### SHORT EXERCISE
Your answer should be one number: the count of lines in these entries that hold the word "называет".

****

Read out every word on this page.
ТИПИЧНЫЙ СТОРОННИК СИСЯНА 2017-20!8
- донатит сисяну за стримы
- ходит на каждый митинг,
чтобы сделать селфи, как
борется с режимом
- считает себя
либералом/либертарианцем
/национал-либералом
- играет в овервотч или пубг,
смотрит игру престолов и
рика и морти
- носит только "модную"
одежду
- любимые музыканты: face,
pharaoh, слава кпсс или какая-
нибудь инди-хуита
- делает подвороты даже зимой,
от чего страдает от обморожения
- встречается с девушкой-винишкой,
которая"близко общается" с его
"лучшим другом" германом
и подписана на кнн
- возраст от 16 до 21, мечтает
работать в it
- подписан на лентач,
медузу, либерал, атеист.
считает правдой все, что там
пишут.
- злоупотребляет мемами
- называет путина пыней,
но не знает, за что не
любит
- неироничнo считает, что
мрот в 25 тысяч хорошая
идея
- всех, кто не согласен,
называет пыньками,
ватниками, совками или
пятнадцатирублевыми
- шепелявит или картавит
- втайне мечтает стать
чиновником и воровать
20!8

****

### RESULT OF THIS EXERCISE
2